* WORK REQUIRED
Below are the records; locate each line with the word "nhân" and copy it.

(begin)

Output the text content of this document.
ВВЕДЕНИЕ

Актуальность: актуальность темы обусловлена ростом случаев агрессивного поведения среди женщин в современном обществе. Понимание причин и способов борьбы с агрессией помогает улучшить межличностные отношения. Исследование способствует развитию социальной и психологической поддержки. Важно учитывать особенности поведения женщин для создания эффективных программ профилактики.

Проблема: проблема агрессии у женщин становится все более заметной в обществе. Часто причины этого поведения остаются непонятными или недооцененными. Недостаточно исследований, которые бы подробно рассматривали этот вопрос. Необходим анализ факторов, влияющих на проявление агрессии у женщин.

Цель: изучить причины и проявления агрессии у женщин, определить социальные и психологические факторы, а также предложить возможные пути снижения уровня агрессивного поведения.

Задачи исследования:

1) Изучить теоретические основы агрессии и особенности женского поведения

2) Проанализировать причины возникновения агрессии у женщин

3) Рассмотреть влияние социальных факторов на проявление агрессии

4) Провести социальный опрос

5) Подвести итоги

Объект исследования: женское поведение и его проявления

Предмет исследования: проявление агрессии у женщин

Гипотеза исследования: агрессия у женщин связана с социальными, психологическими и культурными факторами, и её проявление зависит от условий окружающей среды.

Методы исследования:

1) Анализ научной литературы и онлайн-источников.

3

(end)
(begin)

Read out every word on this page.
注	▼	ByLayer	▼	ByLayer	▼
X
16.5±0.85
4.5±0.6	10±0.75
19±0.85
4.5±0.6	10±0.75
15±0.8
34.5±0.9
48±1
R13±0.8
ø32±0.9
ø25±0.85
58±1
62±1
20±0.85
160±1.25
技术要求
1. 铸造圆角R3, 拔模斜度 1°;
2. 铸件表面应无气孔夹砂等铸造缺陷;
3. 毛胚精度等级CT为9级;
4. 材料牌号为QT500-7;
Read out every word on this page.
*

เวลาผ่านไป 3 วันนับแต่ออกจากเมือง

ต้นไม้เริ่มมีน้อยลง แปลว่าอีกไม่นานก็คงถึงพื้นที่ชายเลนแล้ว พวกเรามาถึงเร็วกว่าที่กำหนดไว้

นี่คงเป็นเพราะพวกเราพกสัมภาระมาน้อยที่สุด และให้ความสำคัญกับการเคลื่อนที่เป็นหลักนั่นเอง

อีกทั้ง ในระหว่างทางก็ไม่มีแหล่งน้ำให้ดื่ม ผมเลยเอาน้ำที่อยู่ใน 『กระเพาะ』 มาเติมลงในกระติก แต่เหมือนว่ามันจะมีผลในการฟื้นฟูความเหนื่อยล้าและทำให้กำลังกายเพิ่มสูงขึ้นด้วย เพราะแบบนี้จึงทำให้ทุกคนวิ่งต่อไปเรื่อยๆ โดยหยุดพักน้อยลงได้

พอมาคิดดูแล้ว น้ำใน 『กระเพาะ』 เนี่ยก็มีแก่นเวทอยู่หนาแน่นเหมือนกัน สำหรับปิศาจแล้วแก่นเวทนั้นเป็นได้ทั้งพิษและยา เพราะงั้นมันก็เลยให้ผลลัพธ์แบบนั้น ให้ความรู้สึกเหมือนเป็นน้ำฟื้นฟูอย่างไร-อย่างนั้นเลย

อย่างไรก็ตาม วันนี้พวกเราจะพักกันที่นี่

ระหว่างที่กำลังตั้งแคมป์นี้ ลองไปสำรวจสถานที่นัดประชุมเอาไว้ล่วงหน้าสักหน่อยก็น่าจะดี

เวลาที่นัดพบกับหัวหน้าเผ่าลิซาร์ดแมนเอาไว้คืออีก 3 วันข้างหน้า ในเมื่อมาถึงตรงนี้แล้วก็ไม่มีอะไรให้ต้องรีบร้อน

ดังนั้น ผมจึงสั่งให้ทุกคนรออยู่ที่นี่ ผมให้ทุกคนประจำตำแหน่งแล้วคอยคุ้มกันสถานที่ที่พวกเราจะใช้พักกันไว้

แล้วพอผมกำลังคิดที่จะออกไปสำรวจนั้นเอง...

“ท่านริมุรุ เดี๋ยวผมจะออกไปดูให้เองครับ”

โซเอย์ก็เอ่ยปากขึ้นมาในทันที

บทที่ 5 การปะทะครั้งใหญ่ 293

(end)
(begin)

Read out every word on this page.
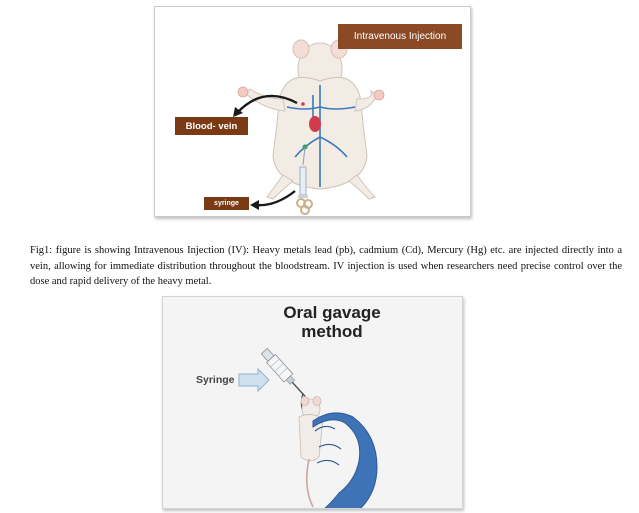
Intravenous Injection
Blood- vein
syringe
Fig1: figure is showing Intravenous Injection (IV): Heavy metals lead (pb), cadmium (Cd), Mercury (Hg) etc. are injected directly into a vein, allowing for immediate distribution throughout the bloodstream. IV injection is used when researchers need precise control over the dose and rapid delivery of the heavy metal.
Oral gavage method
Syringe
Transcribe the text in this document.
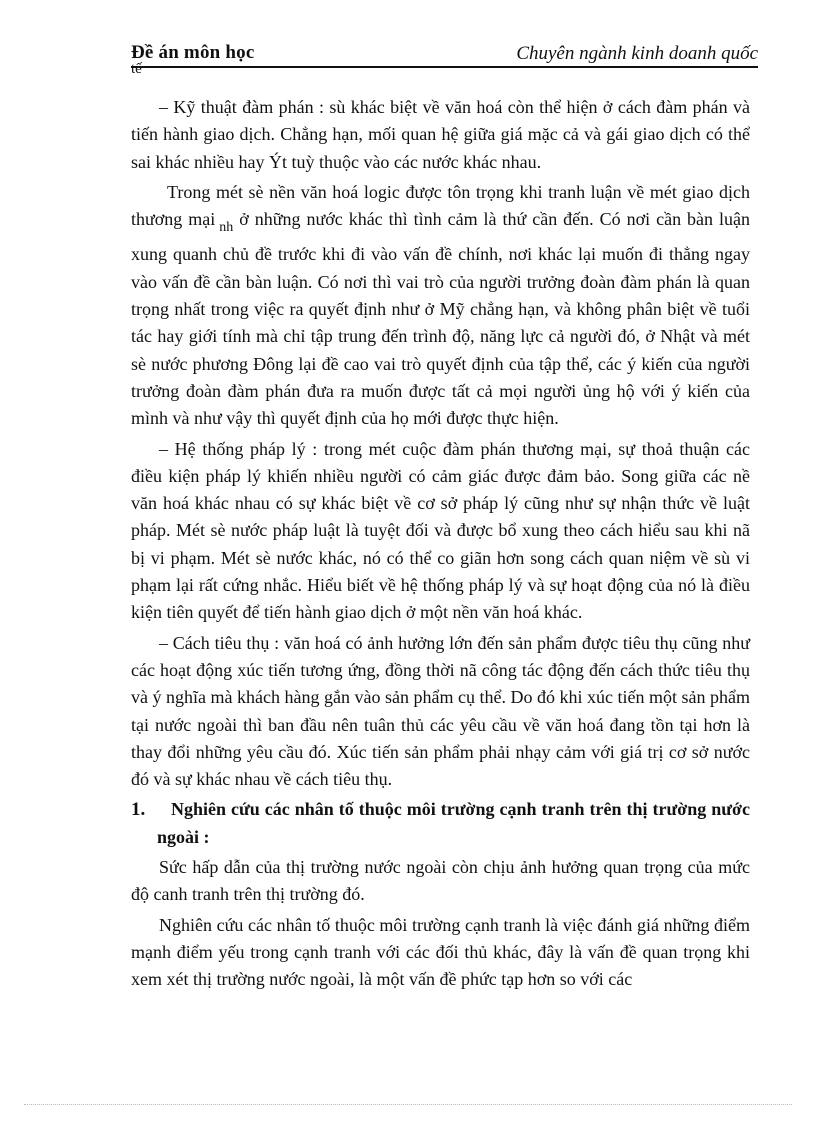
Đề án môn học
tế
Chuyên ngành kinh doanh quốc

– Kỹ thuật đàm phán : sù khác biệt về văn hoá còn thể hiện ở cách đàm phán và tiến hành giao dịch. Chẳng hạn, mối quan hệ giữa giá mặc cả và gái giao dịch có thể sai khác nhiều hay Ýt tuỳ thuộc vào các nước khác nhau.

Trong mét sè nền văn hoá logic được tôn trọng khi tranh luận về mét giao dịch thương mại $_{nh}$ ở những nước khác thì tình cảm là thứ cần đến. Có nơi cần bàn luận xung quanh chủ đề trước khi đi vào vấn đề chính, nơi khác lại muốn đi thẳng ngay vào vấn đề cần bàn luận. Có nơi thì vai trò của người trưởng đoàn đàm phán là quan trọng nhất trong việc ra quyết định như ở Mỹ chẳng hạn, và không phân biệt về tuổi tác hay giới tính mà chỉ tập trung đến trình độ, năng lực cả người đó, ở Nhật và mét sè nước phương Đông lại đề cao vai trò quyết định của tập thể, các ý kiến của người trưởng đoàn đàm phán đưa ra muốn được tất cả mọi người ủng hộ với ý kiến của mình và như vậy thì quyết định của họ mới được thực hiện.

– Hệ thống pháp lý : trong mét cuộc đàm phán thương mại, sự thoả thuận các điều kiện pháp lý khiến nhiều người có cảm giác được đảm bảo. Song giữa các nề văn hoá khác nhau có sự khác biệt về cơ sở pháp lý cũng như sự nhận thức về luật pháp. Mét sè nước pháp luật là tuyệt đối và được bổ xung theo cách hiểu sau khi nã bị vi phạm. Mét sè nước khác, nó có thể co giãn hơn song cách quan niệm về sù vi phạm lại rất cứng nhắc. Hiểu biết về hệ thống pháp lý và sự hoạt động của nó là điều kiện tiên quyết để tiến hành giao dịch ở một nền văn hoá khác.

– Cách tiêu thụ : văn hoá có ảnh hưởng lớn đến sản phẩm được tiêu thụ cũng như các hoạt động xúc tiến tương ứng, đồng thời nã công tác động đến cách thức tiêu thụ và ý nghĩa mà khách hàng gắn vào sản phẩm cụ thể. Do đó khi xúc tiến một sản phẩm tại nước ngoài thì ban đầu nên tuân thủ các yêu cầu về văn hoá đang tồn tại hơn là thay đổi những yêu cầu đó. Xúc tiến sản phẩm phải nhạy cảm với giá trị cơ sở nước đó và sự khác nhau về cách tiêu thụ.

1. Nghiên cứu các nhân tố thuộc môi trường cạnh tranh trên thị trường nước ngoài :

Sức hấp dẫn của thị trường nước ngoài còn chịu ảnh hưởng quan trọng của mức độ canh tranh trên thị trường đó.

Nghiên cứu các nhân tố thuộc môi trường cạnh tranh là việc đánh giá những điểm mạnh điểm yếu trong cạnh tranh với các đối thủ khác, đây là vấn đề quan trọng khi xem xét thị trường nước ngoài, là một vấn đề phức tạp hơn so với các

(end)

* ANSWER FOR THIS EXERCISE
1. Nghiên cứu các nhân tố thuộc môi trường cạnh tranh trên thị trường nước ngoài :
Nghiên cứu các nhân tố thuộc môi trường cạnh tranh là việc đánh giá những điểm mạnh điểm yếu trong cạnh tranh với các đối thủ khác, đây là vấn đề quan trọng khi xem xét thị trường nước ngoài, là một vấn đề phức tạp hơn so với các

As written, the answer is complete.